[START OF GIVEN RECORDS]

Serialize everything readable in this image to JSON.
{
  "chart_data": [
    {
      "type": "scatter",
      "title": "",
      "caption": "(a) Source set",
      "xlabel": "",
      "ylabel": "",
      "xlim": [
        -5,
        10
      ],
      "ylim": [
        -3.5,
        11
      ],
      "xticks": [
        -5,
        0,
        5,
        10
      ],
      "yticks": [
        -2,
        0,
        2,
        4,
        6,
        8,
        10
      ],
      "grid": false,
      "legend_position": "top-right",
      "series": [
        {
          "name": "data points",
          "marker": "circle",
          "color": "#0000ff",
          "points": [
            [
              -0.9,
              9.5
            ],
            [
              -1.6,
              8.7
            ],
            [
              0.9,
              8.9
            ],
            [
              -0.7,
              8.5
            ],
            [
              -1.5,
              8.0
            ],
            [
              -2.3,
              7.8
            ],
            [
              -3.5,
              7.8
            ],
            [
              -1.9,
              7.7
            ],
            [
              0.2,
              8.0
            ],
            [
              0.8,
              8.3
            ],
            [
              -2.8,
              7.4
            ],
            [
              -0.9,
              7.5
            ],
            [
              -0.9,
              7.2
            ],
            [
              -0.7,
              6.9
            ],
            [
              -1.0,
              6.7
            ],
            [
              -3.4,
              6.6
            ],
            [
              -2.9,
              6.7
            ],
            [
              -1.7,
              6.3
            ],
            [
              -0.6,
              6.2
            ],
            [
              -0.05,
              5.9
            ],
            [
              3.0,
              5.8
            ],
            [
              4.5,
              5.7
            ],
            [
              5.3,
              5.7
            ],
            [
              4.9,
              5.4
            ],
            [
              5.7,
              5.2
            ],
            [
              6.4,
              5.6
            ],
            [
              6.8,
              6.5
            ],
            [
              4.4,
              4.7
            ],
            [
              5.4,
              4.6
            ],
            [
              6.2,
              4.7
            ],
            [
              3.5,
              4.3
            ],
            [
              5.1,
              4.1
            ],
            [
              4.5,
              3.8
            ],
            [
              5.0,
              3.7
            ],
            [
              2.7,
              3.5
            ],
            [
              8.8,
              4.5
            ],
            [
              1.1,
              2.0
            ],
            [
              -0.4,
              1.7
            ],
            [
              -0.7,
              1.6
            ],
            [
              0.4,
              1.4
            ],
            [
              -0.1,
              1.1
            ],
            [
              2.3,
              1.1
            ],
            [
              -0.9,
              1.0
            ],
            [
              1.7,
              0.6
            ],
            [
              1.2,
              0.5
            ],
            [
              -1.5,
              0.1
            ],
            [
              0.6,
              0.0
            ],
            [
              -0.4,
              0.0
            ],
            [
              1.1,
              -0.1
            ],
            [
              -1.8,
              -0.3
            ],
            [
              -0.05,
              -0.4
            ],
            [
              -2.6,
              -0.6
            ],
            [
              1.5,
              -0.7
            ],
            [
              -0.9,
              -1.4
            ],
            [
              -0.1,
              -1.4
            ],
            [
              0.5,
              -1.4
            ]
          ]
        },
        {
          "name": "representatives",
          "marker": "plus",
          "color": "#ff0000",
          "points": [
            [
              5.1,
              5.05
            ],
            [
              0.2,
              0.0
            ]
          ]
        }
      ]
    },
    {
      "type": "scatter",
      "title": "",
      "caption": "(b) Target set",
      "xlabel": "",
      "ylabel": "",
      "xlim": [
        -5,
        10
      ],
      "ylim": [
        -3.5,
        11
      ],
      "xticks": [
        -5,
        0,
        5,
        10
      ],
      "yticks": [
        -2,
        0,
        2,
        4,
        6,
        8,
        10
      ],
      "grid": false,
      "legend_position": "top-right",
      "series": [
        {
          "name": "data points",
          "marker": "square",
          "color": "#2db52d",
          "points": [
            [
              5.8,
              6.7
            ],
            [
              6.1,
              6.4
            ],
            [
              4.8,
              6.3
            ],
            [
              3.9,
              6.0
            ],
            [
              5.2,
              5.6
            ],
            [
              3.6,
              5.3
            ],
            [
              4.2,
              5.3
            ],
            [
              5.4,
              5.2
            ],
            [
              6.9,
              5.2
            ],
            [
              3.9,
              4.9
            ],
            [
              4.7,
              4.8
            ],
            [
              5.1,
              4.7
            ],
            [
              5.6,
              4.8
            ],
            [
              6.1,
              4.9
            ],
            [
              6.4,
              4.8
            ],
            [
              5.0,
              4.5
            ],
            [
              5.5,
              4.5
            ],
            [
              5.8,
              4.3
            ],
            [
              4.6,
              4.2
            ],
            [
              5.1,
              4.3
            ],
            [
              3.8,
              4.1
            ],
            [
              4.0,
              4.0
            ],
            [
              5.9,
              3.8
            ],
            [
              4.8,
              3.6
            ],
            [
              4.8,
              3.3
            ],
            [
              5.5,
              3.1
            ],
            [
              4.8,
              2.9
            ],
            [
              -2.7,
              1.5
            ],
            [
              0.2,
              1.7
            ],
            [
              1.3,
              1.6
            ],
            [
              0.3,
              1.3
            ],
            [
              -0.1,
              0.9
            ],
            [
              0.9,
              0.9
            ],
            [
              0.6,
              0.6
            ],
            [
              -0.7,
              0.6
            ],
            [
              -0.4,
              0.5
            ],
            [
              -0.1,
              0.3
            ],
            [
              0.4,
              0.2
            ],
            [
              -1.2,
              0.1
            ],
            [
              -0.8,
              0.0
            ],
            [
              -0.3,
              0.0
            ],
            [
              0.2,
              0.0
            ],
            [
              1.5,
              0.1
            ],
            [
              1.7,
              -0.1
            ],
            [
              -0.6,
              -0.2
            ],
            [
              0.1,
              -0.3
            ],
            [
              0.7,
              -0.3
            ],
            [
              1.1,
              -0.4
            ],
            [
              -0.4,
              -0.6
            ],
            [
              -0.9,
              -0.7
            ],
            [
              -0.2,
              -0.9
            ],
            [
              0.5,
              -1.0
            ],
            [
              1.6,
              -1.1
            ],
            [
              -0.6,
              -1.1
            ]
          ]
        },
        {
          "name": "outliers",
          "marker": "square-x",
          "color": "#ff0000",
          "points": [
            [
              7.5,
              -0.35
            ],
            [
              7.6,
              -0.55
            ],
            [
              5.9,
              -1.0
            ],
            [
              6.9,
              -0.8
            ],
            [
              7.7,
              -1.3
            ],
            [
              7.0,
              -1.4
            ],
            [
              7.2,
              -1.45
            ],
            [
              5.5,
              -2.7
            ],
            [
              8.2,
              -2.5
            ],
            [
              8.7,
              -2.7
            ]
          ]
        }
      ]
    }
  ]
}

[END OF GIVEN RECORDS]

#### GIVEN REQUEST:
Each line of the listing should be echoed back exactly.

#### EXERCISE OUTPUT:
Serialize everything readable in this image to JSON.
{
  "chart_data": [
    {
      "type": "scatter",
      "title": "",
      "caption": "(a) Source set",
      "xlabel": "",
      "ylabel": "",
      "xlim": [
        -5,
        10
      ],
      "ylim": [
        -3.5,
        11
      ],
      "xticks": [
        -5,
        0,
        5,
        10
      ],
      "yticks": [
        -2,
        0,
        2,
        4,
        6,
        8,
        10
      ],
      "grid": false,
      "legend_position": "top-right",
      "series": [
        {
          "name": "data points",
          "marker": "circle",
          "color": "#0000ff",
          "points": [
            [
              -0.9,
              9.5
            ],
            [
              -1.6,
              8.7
            ],
            [
              0.9,
              8.9
            ],
            [
              -0.7,
              8.5
            ],
            [
              -1.5,
              8.0
            ],
            [
              -2.3,
              7.8
            ],
            [
              -3.5,
              7.8
            ],
            [
              -1.9,
              7.7
            ],
            [
              0.2,
              8.0
            ],
            [
              0.8,
              8.3
            ],
            [
              -2.8,
              7.4
            ],
            [
              -0.9,
              7.5
            ],
            [
              -0.9,
              7.2
            ],
            [
              -0.7,
              6.9
            ],
            [
              -1.0,
              6.7
            ],
            [
              -3.4,
              6.6
            ],
            [
              -2.9,
              6.7
            ],
            [
              -1.7,
              6.3
            ],
            [
              -0.6,
              6.2
            ],
            [
              -0.05,
              5.9
            ],
            [
              3.0,
              5.8
            ],
            [
              4.5,
              5.7
            ],
            [
              5.3,
              5.7
            ],
            [
              4.9,
              5.4
            ],
            [
              5.7,
              5.2
            ],
            [
              6.4,
              5.6
            ],
            [
              6.8,
              6.5
            ],
            [
              4.4,
              4.7
            ],
            [
              5.4,
              4.6
            ],
            [
              6.2,
              4.7
            ],
            [
              3.5,
              4.3
            ],
            [
              5.1,
              4.1
            ],
            [
              4.5,
              3.8
            ],
            [
              5.0,
              3.7
            ],
            [
              2.7,
              3.5
            ],
            [
              8.8,
              4.5
            ],
            [
              1.1,
              2.0
            ],
            [
              -0.4,
              1.7
            ],
            [
              -0.7,
              1.6
            ],
            [
              0.4,
              1.4
            ],
            [
              -0.1,
              1.1
            ],
            [
              2.3,
              1.1
            ],
            [
              -0.9,
              1.0
            ],
            [
              1.7,
              0.6
            ],
            [
              1.2,
              0.5
            ],
            [
              -1.5,
              0.1
            ],
            [
              0.6,
              0.0
            ],
            [
              -0.4,
              0.0
            ],
            [
              1.1,
              -0.1
            ],
            [
              -1.8,
              -0.3
            ],
            [
              -0.05,
              -0.4
            ],
            [
              -2.6,
              -0.6
            ],
            [
              1.5,
              -0.7
            ],
            [
              -0.9,
              -1.4
            ],
            [
              -0.1,
              -1.4
            ],
            [
              0.5,
              -1.4
            ]
          ]
        },
        {
          "name": "representatives",
          "marker": "plus",
          "color": "#ff0000",
          "points": [
            [
              5.1,
              5.05
            ],
            [
              0.2,
              0.0
            ]
          ]
        }
      ]
    },
    {
      "type": "scatter",
      "title": "",
      "caption": "(b) Target set",
      "xlabel": "",
      "ylabel": "",
      "xlim": [
        -5,
        10
      ],
      "ylim": [
        -3.5,
        11
      ],
      "xticks": [
        -5,
        0,
        5,
        10
      ],
      "yticks": [
        -2,
        0,
        2,
        4,
        6,
        8,
        10
      ],
      "grid": false,
      "legend_position": "top-right",
      "series": [
        {
          "name": "data points",
          "marker": "square",
          "color": "#2db52d",
          "points": [
            [
              5.8,
              6.7
            ],
            [
              6.1,
              6.4
            ],
            [
              4.8,
              6.3
            ],
            [
              3.9,
              6.0
            ],
            [
              5.2,
              5.6
            ],
            [
              3.6,
              5.3
            ],
            [
              4.2,
              5.3
            ],
            [
              5.4,
              5.2
            ],
            [
              6.9,
              5.2
            ],
            [
              3.9,
              4.9
            ],
            [
              4.7,
              4.8
            ],
            [
              5.1,
              4.7
            ],
            [
              5.6,
              4.8
            ],
            [
              6.1,
              4.9
            ],
            [
              6.4,
              4.8
            ],
            [
              5.0,
              4.5
            ],
            [
              5.5,
              4.5
            ],
            [
              5.8,
              4.3
            ],
            [
              4.6,
              4.2
            ],
            [
              5.1,
              4.3
            ],
            [
              3.8,
              4.1
            ],
            [
              4.0,
              4.0
            ],
            [
              5.9,
              3.8
            ],
            [
              4.8,
              3.6
            ],
            [
              4.8,
              3.3
            ],
            [
              5.5,
              3.1
            ],
            [
              4.8,
              2.9
            ],
            [
              -2.7,
              1.5
            ],
            [
              0.2,
              1.7
            ],
            [
              1.3,
              1.6
            ],
            [
              0.3,
              1.3
            ],
            [
              -0.1,
              0.9
            ],
            [
              0.9,
              0.9
            ],
            [
              0.6,
              0.6
            ],
            [
              -0.7,
              0.6
            ],
            [
              -0.4,
              0.5
            ],
            [
              -0.1,
              0.3
            ],
            [
              0.4,
              0.2
            ],
            [
              -1.2,
              0.1
            ],
            [
              -0.8,
              0.0
            ],
            [
              -0.3,
              0.0
            ],
            [
              0.2,
              0.0
            ],
            [
              1.5,
              0.1
            ],
            [
              1.7,
              -0.1
            ],
            [
              -0.6,
              -0.2
            ],
            [
              0.1,
              -0.3
            ],
            [
              0.7,
              -0.3
            ],
            [
              1.1,
              -0.4
            ],
            [
              -0.4,
              -0.6
            ],
            [
              -0.9,
              -0.7
            ],
            [
              -0.2,
              -0.9
            ],
            [
              0.5,
              -1.0
            ],
            [
              1.6,
              -1.1
            ],
            [
              -0.6,
              -1.1
            ]
          ]
        },
        {
          "name": "outliers",
          "marker": "square-x",
          "color": "#ff0000",
          "points": [
            [
              7.5,
              -0.35
            ],
            [
              7.6,
              -0.55
            ],
            [
              5.9,
              -1.0
            ],
            [
              6.9,
              -0.8
            ],
            [
              7.7,
              -1.3
            ],
            [
              7.0,
              -1.4
            ],
            [
              7.2,
              -1.45
            ],
            [
              5.5,
              -2.7
            ],
            [
              8.2,
              -2.5
            ],
            [
              8.7,
              -2.7
            ]
          ]
        }
      ]
    }
  ]
}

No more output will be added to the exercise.